DATA TO USE
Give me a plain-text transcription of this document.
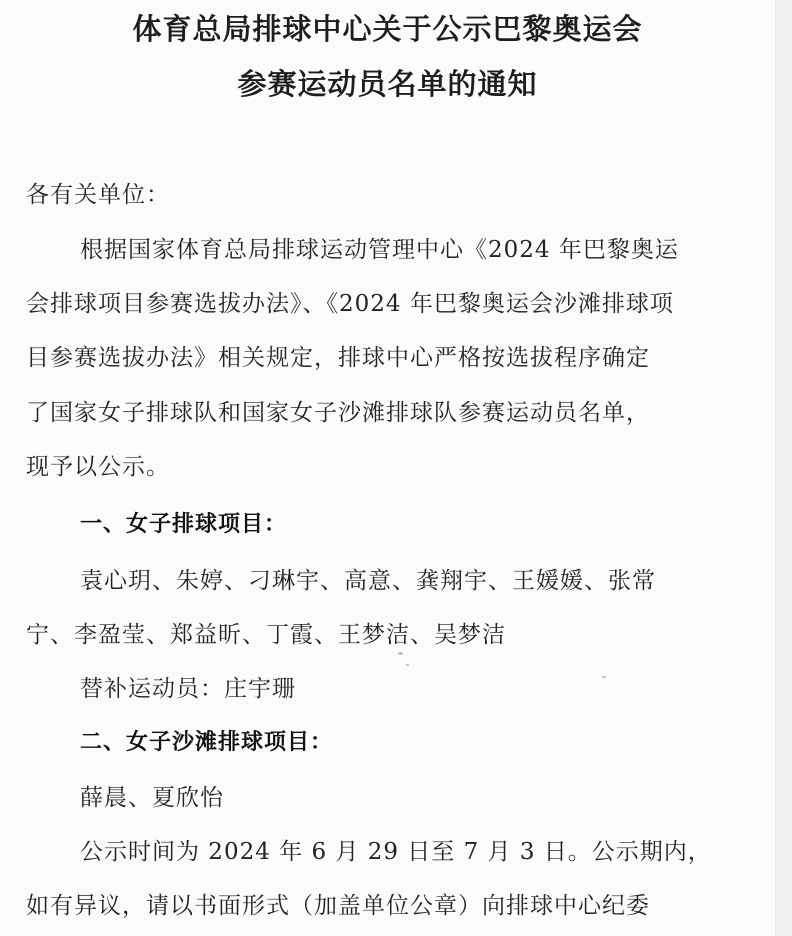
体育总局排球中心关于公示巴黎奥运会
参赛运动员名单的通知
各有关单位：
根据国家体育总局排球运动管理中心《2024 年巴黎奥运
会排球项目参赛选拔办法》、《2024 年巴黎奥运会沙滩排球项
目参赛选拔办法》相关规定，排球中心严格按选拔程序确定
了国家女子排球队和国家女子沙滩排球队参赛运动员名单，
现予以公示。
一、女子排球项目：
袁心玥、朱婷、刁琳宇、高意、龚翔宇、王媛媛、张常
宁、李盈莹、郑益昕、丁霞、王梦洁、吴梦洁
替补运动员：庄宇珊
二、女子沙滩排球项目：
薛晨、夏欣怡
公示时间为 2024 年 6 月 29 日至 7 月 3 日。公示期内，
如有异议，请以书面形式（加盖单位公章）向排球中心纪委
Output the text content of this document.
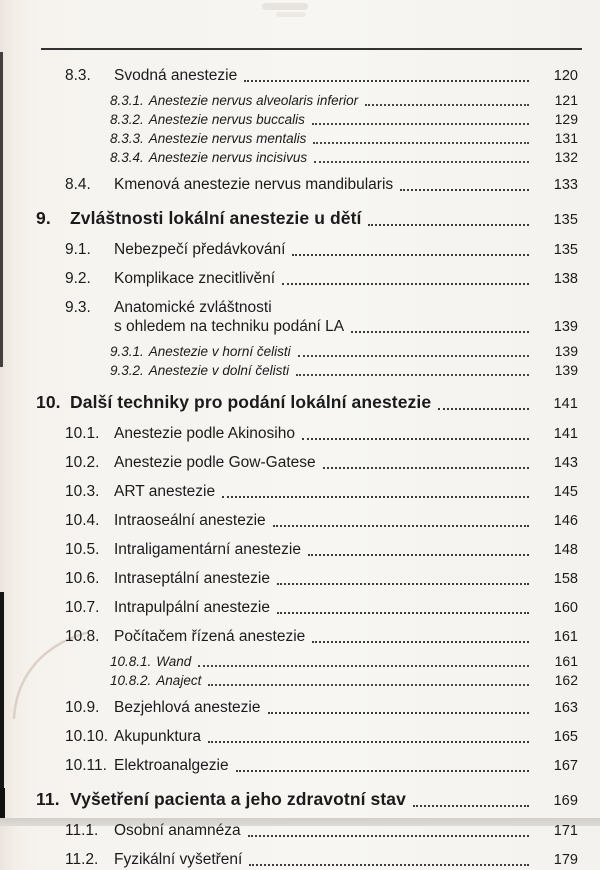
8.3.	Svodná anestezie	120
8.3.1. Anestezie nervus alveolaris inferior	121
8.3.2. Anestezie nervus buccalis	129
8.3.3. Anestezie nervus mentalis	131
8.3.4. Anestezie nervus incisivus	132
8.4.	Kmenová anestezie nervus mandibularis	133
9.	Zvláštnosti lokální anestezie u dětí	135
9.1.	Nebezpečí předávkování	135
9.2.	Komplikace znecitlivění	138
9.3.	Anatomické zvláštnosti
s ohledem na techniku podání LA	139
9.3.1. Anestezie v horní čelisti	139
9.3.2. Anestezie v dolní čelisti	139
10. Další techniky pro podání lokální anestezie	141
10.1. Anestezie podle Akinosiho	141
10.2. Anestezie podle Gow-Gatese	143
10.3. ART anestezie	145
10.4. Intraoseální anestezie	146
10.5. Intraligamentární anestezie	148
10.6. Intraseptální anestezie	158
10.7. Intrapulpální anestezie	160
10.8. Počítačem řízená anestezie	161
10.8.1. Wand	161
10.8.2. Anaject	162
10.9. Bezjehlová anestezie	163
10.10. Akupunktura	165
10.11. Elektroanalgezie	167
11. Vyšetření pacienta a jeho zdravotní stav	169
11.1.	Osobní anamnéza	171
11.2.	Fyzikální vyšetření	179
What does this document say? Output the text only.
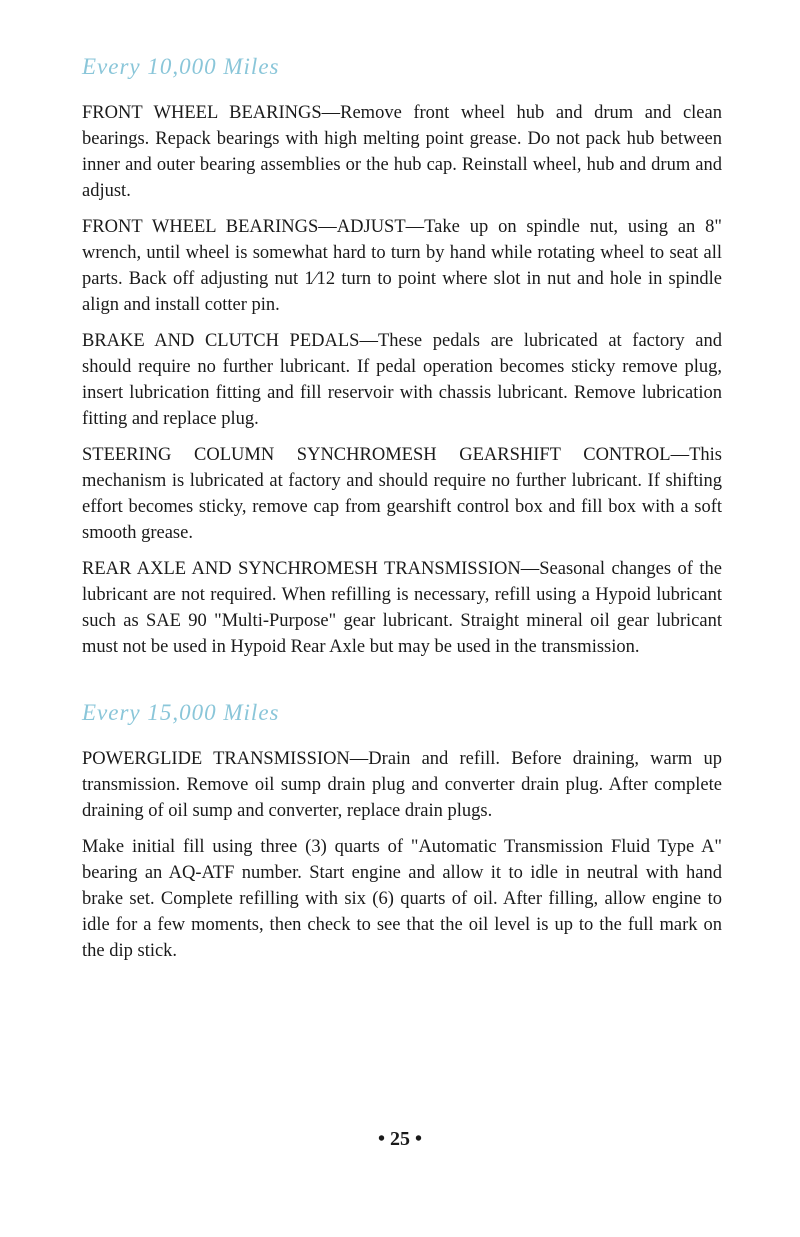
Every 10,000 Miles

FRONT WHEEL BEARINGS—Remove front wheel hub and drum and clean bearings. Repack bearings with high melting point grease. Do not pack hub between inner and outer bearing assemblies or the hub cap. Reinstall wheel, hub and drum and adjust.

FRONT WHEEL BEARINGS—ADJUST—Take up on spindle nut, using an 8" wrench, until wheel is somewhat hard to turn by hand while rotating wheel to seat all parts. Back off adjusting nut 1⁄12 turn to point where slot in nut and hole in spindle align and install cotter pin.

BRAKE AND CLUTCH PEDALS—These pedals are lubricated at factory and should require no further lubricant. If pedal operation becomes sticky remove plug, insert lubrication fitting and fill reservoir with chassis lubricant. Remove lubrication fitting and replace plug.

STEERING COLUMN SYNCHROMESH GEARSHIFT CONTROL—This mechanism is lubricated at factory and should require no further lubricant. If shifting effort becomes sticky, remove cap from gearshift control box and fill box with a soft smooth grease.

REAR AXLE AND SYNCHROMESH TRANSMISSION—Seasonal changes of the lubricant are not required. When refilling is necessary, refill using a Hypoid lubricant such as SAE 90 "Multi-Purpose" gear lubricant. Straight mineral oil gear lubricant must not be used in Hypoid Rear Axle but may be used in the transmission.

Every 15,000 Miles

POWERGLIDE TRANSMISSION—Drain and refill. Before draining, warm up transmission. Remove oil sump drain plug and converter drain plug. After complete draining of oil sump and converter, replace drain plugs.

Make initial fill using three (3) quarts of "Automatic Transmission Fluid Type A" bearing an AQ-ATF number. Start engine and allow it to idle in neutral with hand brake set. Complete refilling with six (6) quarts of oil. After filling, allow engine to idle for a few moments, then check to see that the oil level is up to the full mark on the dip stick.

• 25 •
* * *
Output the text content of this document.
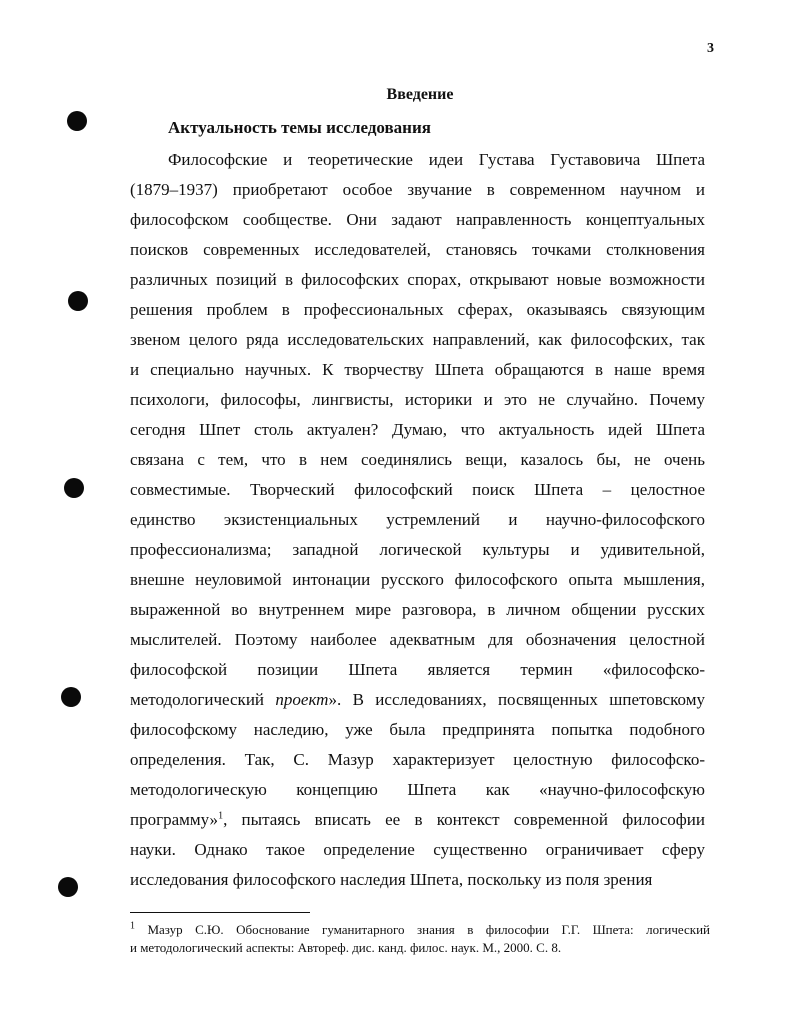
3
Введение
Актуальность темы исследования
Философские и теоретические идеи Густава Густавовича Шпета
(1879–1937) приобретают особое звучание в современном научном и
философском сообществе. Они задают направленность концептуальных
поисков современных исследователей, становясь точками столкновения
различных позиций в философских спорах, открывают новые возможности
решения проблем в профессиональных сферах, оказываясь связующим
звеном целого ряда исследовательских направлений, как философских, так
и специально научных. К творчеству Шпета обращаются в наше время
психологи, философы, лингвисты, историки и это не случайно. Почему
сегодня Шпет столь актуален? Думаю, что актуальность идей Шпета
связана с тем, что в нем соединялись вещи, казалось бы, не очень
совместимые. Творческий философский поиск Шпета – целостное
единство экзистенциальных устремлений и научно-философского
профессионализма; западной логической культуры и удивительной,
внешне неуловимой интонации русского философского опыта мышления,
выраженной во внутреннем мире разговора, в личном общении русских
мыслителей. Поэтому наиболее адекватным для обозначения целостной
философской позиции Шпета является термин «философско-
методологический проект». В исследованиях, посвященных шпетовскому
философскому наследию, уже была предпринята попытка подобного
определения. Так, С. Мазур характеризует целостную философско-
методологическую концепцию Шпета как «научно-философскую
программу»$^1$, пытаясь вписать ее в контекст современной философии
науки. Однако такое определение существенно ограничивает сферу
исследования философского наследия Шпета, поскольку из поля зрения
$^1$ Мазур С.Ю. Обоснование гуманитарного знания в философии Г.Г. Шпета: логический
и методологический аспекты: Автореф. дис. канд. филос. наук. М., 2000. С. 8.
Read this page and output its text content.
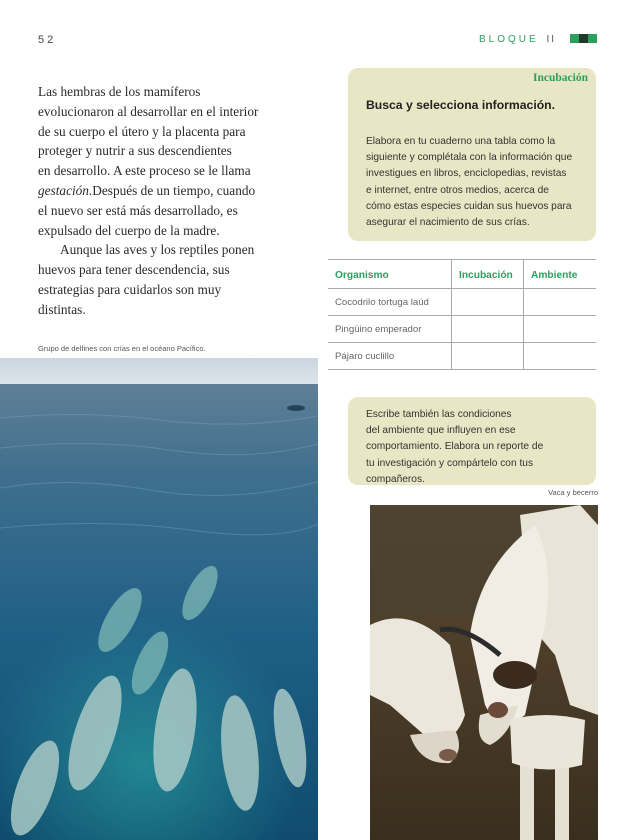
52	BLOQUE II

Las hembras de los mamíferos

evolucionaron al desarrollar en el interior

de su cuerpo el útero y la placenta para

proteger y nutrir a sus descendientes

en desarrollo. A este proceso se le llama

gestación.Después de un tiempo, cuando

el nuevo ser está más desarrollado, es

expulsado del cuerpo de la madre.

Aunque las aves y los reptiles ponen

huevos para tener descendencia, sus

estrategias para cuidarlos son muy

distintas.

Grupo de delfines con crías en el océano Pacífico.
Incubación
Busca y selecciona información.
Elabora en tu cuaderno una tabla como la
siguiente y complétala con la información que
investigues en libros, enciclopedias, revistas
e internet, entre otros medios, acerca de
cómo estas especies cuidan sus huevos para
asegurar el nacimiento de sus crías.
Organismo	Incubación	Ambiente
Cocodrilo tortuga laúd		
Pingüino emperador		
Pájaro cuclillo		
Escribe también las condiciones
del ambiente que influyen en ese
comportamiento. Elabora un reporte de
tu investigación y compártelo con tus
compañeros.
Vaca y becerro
==
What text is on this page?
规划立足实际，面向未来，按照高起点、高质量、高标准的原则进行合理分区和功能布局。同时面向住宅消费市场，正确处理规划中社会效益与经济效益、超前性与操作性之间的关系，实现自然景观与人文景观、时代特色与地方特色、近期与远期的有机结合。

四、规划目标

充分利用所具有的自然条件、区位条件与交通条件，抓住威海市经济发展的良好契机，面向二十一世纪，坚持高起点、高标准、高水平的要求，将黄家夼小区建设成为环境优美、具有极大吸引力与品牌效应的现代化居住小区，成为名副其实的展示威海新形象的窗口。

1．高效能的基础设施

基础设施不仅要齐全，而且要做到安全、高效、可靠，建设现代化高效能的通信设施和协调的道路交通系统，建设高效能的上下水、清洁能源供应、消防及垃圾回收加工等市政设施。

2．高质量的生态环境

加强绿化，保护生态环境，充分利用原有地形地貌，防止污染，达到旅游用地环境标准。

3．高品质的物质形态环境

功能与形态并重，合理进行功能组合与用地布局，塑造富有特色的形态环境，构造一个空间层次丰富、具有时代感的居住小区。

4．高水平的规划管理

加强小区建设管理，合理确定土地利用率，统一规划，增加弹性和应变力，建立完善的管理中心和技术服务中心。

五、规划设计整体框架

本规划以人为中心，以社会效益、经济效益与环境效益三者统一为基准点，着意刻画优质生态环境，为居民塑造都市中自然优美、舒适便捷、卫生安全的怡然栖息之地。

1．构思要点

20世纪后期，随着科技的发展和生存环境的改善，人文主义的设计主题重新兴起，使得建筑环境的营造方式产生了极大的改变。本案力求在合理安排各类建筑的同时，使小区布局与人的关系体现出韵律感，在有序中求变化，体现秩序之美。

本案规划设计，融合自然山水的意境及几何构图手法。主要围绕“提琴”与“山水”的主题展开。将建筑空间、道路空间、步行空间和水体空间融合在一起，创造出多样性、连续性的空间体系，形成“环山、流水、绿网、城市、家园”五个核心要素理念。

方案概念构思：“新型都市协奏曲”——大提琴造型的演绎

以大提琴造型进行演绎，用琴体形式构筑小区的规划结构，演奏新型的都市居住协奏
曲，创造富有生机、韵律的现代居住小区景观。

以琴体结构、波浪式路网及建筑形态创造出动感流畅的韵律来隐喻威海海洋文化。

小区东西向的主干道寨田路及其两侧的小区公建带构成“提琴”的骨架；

REQUIREMENT
Return the lines of the records that include the string "podání".

RESULT OF THIS EXERCISE
s ohledem na techniku podání LA	139
10. Další techniky pro podání lokální anestezie	141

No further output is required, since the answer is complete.